--- BEGIN SUPPLIED RECORDS ---
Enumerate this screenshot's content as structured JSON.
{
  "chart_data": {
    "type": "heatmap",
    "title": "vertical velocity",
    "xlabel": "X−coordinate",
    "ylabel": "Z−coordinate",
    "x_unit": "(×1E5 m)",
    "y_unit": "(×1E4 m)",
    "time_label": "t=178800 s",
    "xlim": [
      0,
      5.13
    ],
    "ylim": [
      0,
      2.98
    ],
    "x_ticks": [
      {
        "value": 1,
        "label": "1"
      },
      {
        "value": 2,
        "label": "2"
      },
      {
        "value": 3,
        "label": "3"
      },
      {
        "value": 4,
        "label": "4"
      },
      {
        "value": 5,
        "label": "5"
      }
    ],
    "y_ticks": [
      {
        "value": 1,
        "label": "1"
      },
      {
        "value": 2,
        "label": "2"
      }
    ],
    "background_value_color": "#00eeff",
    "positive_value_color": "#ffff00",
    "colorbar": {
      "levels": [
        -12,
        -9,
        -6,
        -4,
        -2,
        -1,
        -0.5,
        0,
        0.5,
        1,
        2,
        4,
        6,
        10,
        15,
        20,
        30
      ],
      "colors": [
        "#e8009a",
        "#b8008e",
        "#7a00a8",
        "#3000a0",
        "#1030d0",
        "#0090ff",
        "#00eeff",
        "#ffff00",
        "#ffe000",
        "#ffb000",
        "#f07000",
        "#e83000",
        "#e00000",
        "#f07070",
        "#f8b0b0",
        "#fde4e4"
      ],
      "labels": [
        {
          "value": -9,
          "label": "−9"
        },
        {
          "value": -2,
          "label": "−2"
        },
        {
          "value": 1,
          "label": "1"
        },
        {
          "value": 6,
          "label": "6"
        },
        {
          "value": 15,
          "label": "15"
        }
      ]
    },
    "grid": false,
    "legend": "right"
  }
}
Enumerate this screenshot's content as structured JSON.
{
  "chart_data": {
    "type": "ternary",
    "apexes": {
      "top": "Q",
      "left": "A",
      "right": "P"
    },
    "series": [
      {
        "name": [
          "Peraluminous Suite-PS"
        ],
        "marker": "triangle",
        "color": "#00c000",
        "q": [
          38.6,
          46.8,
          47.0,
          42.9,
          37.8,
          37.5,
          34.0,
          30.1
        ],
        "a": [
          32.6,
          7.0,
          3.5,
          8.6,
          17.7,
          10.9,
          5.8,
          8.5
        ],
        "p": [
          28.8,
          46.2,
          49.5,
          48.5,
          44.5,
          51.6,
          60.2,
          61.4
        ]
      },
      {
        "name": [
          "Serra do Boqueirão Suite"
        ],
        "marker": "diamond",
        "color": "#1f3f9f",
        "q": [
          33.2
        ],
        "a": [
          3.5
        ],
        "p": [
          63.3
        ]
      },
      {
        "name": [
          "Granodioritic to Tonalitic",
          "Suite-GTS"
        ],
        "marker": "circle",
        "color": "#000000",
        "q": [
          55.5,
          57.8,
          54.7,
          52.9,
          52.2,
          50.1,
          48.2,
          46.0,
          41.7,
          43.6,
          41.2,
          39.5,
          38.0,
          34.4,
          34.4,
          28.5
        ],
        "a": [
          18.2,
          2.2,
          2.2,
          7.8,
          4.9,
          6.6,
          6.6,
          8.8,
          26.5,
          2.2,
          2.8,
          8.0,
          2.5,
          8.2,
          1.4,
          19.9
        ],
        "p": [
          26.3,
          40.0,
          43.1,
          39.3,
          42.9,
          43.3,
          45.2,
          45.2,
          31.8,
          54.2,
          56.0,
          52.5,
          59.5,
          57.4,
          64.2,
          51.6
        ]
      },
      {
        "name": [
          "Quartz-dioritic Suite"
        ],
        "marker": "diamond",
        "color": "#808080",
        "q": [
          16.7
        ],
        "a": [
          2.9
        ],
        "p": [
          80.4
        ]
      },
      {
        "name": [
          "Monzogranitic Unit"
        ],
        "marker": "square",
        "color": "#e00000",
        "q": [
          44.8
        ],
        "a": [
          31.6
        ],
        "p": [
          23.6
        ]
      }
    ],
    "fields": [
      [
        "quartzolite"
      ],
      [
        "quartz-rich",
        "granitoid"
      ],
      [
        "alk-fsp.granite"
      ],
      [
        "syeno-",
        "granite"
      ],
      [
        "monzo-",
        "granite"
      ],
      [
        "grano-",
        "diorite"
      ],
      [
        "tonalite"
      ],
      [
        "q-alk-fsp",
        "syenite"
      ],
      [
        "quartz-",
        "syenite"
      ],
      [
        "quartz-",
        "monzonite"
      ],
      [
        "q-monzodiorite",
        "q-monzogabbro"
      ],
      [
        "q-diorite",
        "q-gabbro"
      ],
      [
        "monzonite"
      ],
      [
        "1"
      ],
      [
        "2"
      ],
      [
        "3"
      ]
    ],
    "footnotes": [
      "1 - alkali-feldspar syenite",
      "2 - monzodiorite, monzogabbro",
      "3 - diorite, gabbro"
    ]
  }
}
--- END SUPPLIED RECORDS ---
--- REQUIRED WORK ---
Each line of the material above must be retyped precisely.

--- THE SOLUTION ---
Enumerate this screenshot's content as structured JSON.
{
  "chart_data": {
    "type": "heatmap",
    "title": "vertical velocity",
    "xlabel": "X−coordinate",
    "ylabel": "Z−coordinate",
    "x_unit": "(×1E5 m)",
    "y_unit": "(×1E4 m)",
    "time_label": "t=178800 s",
    "xlim": [
      0,
      5.13
    ],
    "ylim": [
      0,
      2.98
    ],
    "x_ticks": [
      {
        "value": 1,
        "label": "1"
      },
      {
        "value": 2,
        "label": "2"
      },
      {
        "value": 3,
        "label": "3"
      },
      {
        "value": 4,
        "label": "4"
      },
      {
        "value": 5,
        "label": "5"
      }
    ],
    "y_ticks": [
      {
        "value": 1,
        "label": "1"
      },
      {
        "value": 2,
        "label": "2"
      }
    ],
    "background_value_color": "#00eeff",
    "positive_value_color": "#ffff00",
    "colorbar": {
      "levels": [
        -12,
        -9,
        -6,
        -4,
        -2,
        -1,
        -0.5,
        0,
        0.5,
        1,
        2,
        4,
        6,
        10,
        15,
        20,
        30
      ],
      "colors": [
        "#e8009a",
        "#b8008e",
        "#7a00a8",
        "#3000a0",
        "#1030d0",
        "#0090ff",
        "#00eeff",
        "#ffff00",
        "#ffe000",
        "#ffb000",
        "#f07000",
        "#e83000",
        "#e00000",
        "#f07070",
        "#f8b0b0",
        "#fde4e4"
      ],
      "labels": [
        {
          "value": -9,
          "label": "−9"
        },
        {
          "value": -2,
          "label": "−2"
        },
        {
          "value": 1,
          "label": "1"
        },
        {
          "value": 6,
          "label": "6"
        },
        {
          "value": 15,
          "label": "15"
        }
      ]
    },
    "grid": false,
    "legend": "right"
  }
}
Enumerate this screenshot's content as structured JSON.
{
  "chart_data": {
    "type": "ternary",
    "apexes": {
      "top": "Q",
      "left": "A",
      "right": "P"
    },
    "series": [
      {
        "name": [
          "Peraluminous Suite-PS"
        ],
        "marker": "triangle",
        "color": "#00c000",
        "q": [
          38.6,
          46.8,
          47.0,
          42.9,
          37.8,
          37.5,
          34.0,
          30.1
        ],
        "a": [
          32.6,
          7.0,
          3.5,
          8.6,
          17.7,
          10.9,
          5.8,
          8.5
        ],
        "p": [
          28.8,
          46.2,
          49.5,
          48.5,
          44.5,
          51.6,
          60.2,
          61.4
        ]
      },
      {
        "name": [
          "Serra do Boqueirão Suite"
        ],
        "marker": "diamond",
        "color": "#1f3f9f",
        "q": [
          33.2
        ],
        "a": [
          3.5
        ],
        "p": [
          63.3
        ]
      },
      {
        "name": [
          "Granodioritic to Tonalitic",
          "Suite-GTS"
        ],
        "marker": "circle",
        "color": "#000000",
        "q": [
          55.5,
          57.8,
          54.7,
          52.9,
          52.2,
          50.1,
          48.2,
          46.0,
          41.7,
          43.6,
          41.2,
          39.5,
          38.0,
          34.4,
          34.4,
          28.5
        ],
        "a": [
          18.2,
          2.2,
          2.2,
          7.8,
          4.9,
          6.6,
          6.6,
          8.8,
          26.5,
          2.2,
          2.8,
          8.0,
          2.5,
          8.2,
          1.4,
          19.9
        ],
        "p": [
          26.3,
          40.0,
          43.1,
          39.3,
          42.9,
          43.3,
          45.2,
          45.2,
          31.8,
          54.2,
          56.0,
          52.5,
          59.5,
          57.4,
          64.2,
          51.6
        ]
      },
      {
        "name": [
          "Quartz-dioritic Suite"
        ],
        "marker": "diamond",
        "color": "#808080",
        "q": [
          16.7
        ],
        "a": [
          2.9
        ],
        "p": [
          80.4
        ]
      },
      {
        "name": [
          "Monzogranitic Unit"
        ],
        "marker": "square",
        "color": "#e00000",
        "q": [
          44.8
        ],
        "a": [
          31.6
        ],
        "p": [
          23.6
        ]
      }
    ],
    "fields": [
      [
        "quartzolite"
      ],
      [
        "quartz-rich",
        "granitoid"
      ],
      [
        "alk-fsp.granite"
      ],
      [
        "syeno-",
        "granite"
      ],
      [
        "monzo-",
        "granite"
      ],
      [
        "grano-",
        "diorite"
      ],
      [
        "tonalite"
      ],
      [
        "q-alk-fsp",
        "syenite"
      ],
      [
        "quartz-",
        "syenite"
      ],
      [
        "quartz-",
        "monzonite"
      ],
      [
        "q-monzodiorite",
        "q-monzogabbro"
      ],
      [
        "q-diorite",
        "q-gabbro"
      ],
      [
        "monzonite"
      ],
      [
        "1"
      ],
      [
        "2"
      ],
      [
        "3"
      ]
    ],
    "footnotes": [
      "1 - alkali-feldspar syenite",
      "2 - monzodiorite, monzogabbro",
      "3 - diorite, gabbro"
    ]
  }
}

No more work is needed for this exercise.